### Exercise details
Copy out each line that mentions the word "ZoneRules".

### Input records
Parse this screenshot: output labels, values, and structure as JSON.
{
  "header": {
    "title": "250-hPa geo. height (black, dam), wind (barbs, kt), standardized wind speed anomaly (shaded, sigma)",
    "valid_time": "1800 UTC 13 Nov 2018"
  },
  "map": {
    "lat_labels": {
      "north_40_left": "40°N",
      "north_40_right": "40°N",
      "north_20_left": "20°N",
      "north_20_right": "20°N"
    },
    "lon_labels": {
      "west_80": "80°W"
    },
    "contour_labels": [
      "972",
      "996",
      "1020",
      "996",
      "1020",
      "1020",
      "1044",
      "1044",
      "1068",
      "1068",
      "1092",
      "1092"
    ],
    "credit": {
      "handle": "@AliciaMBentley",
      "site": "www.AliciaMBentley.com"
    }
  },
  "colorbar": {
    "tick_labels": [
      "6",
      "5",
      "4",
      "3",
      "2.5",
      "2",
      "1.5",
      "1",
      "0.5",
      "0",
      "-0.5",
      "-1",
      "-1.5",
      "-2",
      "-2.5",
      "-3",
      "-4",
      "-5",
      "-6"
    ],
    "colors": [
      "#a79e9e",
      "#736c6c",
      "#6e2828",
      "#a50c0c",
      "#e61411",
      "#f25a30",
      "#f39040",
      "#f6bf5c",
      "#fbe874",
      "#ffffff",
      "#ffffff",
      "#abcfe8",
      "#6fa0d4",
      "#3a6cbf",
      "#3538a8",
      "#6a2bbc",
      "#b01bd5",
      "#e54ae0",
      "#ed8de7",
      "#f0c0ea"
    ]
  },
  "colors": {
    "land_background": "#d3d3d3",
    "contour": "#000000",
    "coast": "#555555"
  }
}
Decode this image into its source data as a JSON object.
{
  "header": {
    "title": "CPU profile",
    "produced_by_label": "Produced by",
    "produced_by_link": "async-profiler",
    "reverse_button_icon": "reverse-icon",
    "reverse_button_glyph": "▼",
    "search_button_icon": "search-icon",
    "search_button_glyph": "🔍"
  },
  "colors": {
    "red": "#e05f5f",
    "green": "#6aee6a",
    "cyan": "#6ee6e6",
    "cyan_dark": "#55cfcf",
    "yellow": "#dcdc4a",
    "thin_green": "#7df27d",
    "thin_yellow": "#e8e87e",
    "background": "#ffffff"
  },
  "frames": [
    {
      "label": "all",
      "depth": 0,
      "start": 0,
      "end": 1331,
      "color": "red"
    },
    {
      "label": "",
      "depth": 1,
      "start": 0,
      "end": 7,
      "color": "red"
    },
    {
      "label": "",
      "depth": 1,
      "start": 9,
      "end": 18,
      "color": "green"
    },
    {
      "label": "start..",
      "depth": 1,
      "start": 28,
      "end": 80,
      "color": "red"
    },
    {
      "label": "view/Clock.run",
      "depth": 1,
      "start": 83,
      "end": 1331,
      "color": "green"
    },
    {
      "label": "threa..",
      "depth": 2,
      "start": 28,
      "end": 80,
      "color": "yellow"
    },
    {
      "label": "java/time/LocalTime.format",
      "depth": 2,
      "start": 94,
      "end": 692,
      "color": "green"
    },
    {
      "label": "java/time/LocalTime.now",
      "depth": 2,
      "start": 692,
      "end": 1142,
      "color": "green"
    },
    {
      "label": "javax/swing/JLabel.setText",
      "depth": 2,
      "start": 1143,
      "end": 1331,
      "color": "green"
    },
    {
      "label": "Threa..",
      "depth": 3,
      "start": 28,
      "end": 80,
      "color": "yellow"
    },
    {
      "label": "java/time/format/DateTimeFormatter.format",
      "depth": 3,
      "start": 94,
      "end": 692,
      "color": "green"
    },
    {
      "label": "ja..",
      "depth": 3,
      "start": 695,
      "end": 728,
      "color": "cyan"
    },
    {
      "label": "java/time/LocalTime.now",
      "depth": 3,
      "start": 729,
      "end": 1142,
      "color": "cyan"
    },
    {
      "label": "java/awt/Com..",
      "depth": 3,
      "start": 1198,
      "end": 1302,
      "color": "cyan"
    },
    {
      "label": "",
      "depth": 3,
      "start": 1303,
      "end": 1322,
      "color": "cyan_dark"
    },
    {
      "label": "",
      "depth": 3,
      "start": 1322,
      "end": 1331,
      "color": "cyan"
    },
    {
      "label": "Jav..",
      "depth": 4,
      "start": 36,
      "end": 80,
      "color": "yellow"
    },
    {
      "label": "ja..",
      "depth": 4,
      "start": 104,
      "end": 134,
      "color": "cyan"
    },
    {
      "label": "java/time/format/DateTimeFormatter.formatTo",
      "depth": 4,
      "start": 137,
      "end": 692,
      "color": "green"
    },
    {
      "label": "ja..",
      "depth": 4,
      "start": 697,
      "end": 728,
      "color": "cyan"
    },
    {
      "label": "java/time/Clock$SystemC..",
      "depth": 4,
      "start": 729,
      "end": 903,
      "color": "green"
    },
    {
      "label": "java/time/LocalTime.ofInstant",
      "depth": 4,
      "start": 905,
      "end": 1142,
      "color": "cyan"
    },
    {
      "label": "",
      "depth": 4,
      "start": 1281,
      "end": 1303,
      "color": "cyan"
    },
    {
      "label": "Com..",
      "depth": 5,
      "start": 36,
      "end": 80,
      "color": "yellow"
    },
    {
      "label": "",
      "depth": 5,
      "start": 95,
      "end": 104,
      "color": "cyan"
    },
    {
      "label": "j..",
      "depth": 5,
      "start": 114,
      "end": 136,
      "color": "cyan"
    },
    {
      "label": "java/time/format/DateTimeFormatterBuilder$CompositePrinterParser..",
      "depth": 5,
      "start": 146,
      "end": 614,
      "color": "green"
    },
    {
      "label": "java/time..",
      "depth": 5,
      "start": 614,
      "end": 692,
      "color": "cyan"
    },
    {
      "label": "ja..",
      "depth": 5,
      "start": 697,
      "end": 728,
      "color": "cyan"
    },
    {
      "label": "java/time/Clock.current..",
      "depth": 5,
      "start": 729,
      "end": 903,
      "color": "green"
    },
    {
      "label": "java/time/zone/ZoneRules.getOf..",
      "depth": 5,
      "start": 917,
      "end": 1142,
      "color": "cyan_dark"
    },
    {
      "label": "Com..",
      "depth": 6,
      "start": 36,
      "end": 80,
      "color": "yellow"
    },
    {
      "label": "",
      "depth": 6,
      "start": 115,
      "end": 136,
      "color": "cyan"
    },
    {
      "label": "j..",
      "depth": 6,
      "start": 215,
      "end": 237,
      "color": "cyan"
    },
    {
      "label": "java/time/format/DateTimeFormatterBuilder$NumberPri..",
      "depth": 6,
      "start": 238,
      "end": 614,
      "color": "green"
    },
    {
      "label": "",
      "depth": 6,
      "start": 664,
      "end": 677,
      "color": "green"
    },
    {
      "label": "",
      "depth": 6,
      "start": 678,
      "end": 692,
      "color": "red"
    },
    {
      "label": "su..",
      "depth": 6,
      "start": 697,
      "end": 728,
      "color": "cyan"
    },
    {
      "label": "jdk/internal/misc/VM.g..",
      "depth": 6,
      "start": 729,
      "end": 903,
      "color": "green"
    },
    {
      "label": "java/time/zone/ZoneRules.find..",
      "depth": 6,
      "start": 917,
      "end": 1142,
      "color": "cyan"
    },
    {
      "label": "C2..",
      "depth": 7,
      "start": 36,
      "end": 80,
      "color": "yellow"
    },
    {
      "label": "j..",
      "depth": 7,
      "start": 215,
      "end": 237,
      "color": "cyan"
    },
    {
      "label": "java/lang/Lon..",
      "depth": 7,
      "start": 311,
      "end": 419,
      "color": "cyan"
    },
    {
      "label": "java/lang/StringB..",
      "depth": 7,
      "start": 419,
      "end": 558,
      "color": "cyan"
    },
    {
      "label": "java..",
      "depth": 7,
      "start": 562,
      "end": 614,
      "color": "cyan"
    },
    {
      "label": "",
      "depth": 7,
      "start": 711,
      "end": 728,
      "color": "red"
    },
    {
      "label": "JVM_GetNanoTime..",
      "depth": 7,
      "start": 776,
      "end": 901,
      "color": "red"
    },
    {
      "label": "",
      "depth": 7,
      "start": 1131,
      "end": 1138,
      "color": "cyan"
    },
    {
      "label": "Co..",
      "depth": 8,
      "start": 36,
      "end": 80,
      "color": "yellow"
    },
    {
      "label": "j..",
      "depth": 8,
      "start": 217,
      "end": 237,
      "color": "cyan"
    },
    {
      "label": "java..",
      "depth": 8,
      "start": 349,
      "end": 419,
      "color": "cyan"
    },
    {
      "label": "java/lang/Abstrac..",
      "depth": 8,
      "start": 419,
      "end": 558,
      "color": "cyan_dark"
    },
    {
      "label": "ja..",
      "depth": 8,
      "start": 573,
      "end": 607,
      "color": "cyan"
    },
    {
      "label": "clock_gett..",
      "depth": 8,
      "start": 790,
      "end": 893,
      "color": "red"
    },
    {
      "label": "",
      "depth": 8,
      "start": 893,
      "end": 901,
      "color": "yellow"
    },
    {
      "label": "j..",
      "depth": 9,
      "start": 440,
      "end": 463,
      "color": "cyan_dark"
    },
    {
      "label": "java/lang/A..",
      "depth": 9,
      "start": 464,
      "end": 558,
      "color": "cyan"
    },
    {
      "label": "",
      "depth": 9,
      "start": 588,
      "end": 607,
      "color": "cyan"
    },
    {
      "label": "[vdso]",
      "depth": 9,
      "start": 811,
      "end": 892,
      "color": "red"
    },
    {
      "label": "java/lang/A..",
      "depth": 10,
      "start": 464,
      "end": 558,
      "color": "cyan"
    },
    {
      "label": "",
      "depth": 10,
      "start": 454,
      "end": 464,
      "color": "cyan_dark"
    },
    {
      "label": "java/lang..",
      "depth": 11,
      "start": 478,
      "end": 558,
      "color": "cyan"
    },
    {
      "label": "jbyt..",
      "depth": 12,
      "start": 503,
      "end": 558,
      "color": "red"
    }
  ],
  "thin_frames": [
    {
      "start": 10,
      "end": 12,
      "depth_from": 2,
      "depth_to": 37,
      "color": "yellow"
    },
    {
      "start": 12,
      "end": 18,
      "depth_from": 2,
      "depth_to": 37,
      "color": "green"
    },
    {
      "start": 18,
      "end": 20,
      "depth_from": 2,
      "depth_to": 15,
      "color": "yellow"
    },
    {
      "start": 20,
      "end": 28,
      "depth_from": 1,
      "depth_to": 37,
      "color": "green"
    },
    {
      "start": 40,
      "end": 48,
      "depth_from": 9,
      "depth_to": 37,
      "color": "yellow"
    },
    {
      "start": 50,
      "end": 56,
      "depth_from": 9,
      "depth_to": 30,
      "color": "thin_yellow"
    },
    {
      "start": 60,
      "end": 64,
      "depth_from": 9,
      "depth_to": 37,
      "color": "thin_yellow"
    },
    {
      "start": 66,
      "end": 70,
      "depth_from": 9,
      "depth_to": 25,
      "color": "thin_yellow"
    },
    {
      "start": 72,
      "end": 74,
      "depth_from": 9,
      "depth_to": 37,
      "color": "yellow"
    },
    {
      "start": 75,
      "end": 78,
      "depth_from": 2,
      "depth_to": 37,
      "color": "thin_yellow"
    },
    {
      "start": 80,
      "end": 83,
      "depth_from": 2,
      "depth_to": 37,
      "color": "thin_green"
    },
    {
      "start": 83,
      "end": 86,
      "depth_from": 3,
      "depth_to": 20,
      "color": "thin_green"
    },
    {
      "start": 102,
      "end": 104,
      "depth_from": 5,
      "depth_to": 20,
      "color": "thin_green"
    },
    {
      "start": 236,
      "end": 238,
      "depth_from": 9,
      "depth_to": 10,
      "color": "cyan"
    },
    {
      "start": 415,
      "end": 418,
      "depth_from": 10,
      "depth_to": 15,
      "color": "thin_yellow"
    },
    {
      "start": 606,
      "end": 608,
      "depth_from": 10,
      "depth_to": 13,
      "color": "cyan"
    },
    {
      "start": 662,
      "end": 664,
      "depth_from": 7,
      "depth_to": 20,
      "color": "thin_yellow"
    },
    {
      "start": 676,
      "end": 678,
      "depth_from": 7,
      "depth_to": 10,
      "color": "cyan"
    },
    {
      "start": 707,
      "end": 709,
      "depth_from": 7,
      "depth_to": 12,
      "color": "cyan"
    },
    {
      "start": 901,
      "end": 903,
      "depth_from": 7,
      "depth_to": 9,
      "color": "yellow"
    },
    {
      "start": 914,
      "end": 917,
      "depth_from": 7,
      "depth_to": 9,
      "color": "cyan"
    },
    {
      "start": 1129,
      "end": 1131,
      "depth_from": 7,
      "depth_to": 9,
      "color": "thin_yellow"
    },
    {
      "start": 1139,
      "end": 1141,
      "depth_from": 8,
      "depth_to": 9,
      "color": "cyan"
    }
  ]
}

### Solution for this task
      "label": "java/time/zone/ZoneRules.getOf..",
      "label": "java/time/zone/ZoneRules.find..",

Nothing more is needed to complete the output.